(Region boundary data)
· · · · ·
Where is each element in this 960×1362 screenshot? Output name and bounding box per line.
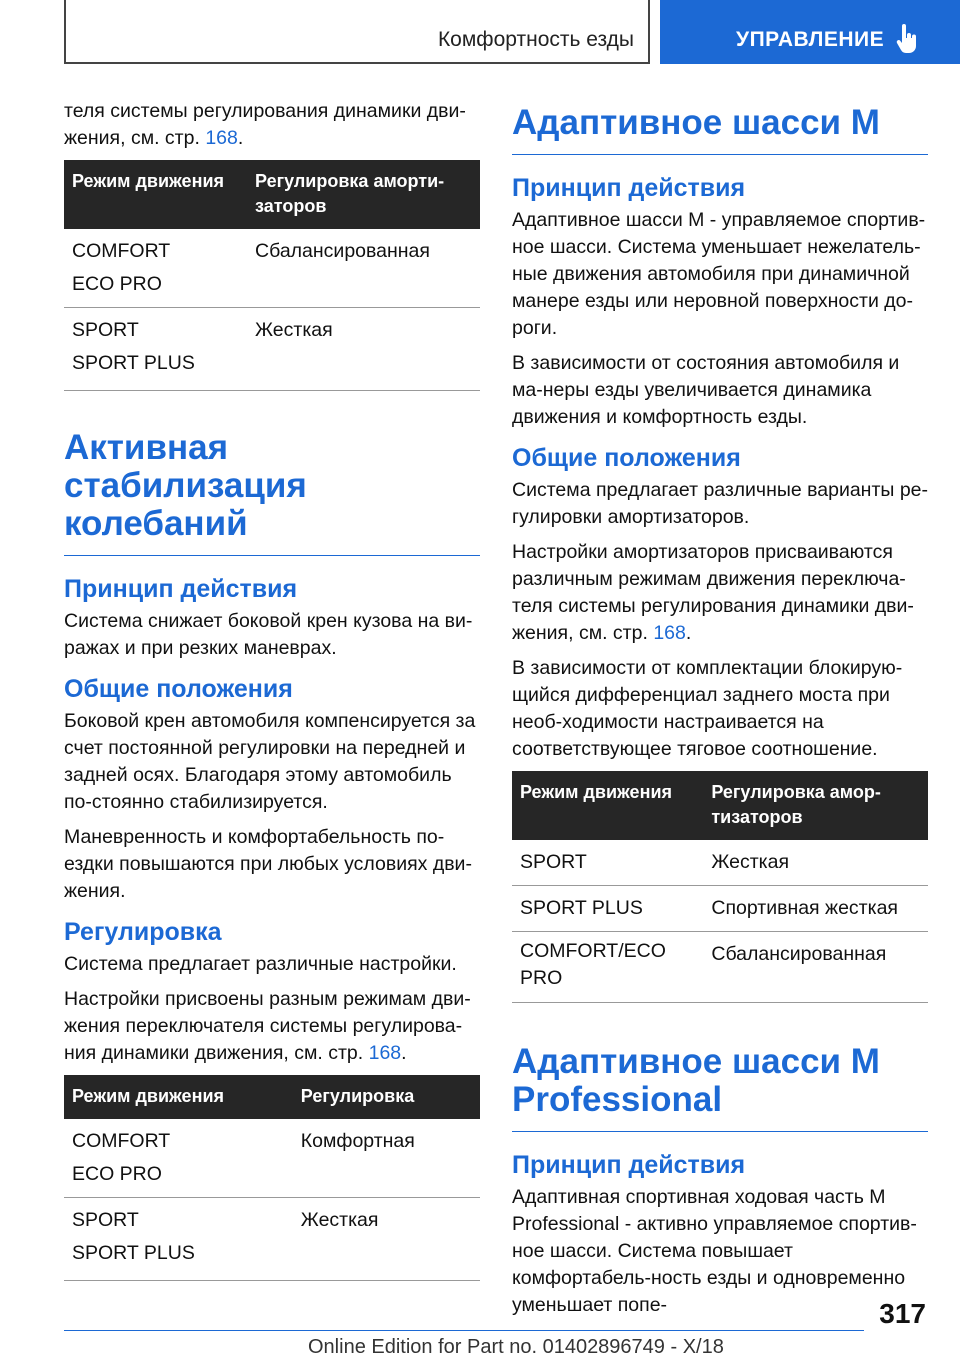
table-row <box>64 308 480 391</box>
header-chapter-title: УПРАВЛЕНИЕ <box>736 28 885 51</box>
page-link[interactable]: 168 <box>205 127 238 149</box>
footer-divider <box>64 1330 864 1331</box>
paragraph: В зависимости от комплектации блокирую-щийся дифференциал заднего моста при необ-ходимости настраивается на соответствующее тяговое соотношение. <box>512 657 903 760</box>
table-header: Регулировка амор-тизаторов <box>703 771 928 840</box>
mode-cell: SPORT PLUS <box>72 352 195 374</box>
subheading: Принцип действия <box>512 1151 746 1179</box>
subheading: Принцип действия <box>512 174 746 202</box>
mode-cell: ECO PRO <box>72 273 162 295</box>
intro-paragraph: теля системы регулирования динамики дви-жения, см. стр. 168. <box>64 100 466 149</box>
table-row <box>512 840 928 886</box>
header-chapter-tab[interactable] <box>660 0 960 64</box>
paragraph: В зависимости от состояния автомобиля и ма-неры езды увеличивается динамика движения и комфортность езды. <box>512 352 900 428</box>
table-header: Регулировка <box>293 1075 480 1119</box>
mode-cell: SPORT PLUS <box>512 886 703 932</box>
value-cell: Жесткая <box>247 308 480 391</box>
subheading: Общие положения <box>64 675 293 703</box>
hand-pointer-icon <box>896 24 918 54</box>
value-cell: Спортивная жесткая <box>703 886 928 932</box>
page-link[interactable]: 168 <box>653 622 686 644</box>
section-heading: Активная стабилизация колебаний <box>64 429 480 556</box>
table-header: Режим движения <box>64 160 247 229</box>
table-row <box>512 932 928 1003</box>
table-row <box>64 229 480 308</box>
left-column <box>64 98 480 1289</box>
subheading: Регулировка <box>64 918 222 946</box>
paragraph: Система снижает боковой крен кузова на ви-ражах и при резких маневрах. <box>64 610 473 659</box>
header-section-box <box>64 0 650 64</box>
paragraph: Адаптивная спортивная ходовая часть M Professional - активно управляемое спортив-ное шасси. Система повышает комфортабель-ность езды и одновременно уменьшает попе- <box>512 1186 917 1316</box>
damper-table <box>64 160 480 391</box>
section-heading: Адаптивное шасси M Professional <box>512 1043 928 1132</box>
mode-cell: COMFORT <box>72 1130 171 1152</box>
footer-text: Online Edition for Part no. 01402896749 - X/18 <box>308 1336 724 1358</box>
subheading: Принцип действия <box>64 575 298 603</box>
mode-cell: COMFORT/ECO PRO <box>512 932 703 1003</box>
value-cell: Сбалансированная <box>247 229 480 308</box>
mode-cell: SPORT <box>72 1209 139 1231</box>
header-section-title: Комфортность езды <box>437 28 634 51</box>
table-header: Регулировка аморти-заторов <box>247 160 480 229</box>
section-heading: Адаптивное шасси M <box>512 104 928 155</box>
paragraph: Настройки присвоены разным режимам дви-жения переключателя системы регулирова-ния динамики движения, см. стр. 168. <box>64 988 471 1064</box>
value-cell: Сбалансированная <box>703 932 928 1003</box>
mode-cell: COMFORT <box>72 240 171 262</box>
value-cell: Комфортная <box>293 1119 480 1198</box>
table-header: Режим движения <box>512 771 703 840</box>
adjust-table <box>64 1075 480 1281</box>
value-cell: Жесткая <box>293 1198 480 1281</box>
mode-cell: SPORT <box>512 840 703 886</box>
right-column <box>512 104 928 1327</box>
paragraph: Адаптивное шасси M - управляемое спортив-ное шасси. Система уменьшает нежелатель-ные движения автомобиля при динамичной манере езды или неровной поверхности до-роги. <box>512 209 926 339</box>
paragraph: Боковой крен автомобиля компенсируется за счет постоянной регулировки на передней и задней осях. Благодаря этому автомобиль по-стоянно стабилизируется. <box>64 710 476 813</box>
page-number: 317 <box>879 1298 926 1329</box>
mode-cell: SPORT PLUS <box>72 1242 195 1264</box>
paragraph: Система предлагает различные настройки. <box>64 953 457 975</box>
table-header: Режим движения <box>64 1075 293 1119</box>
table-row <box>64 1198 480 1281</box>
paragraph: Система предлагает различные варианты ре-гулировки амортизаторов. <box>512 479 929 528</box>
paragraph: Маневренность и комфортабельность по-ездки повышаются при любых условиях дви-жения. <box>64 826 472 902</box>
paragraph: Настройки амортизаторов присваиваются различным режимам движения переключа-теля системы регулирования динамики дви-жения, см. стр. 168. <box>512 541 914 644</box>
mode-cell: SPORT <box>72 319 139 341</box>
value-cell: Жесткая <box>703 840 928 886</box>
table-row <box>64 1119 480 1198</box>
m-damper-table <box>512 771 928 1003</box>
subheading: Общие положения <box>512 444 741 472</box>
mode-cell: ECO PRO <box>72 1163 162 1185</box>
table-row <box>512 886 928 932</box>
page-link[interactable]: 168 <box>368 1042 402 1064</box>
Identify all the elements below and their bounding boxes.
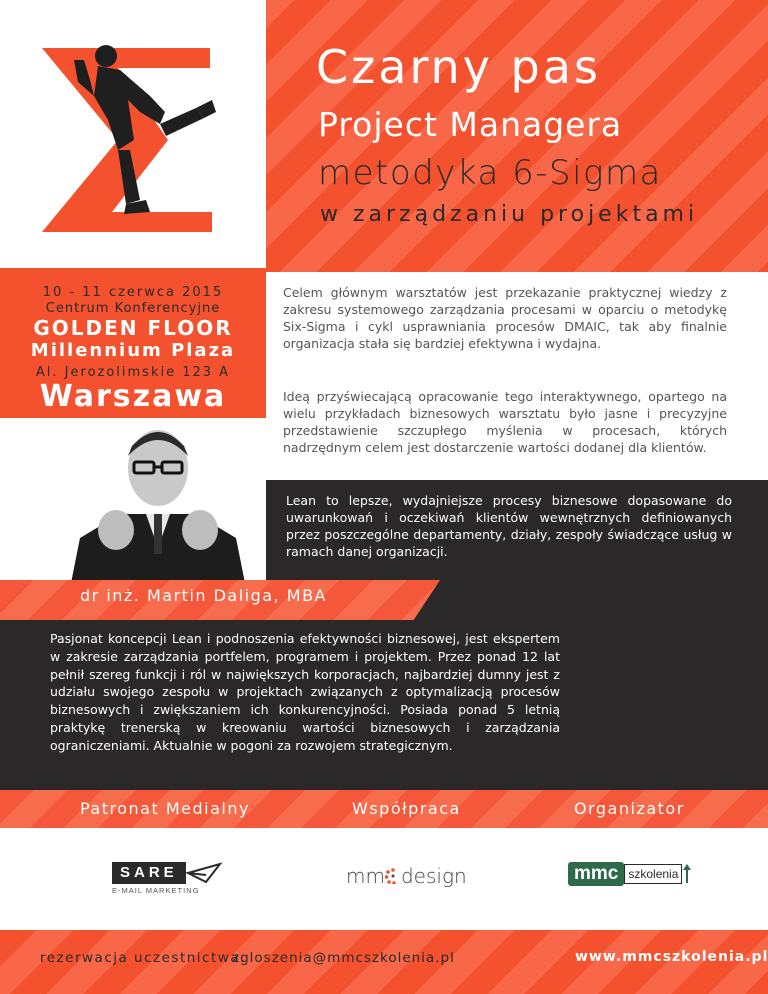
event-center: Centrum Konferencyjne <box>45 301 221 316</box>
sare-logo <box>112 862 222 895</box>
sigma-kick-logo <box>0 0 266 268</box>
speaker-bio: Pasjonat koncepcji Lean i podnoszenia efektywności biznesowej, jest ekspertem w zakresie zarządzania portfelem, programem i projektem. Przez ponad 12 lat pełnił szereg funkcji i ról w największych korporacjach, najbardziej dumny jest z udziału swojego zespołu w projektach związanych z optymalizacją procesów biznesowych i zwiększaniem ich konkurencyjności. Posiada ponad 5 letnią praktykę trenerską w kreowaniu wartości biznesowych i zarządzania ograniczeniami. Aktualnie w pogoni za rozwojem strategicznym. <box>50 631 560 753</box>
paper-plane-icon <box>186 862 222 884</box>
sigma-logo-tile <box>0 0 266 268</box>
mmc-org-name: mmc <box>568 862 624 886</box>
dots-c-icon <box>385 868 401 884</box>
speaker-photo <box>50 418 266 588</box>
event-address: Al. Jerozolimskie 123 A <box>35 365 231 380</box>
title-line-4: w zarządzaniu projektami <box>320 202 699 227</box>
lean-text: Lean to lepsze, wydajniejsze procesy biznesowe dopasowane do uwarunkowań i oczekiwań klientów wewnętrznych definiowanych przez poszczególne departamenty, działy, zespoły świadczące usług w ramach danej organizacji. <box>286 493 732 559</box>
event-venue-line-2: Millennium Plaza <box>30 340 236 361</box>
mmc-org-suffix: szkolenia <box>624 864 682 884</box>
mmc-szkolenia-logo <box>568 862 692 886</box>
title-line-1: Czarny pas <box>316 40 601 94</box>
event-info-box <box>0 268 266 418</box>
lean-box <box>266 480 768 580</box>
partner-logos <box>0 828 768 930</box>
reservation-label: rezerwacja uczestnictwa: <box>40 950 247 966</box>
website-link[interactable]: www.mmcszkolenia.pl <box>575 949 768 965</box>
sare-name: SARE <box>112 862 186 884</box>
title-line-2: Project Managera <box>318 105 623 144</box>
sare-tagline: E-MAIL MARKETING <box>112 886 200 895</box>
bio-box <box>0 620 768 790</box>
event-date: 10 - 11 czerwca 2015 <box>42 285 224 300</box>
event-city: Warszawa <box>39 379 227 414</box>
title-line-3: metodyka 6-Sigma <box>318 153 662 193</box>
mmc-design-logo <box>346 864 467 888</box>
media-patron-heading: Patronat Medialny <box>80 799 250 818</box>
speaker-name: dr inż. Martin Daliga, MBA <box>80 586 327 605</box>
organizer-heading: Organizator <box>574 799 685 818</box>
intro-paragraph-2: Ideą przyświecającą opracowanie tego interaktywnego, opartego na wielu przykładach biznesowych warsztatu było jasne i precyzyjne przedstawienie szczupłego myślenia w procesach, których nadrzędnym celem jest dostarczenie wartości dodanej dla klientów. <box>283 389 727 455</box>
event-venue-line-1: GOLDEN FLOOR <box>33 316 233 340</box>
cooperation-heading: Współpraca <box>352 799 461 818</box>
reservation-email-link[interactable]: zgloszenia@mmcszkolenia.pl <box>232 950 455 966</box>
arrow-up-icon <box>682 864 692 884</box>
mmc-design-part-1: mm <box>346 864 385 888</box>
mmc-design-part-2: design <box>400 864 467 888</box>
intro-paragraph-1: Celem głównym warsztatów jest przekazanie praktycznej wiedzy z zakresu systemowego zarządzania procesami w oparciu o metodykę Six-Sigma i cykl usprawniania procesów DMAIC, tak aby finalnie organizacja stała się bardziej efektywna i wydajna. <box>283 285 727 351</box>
· · · · ·
Please list each line of the entries above that contains the string "амортизаторов".

### Worked solution
paragraph: Система предлагает различные варианты ре-гулировки амортизаторов. <box>512 479 929 528</box>
paragraph: Настройки амортизаторов присваиваются различным режимам движения переключа-теля системы регулирования динамики дви-жения, см. стр. 168. <box>512 541 914 644</box>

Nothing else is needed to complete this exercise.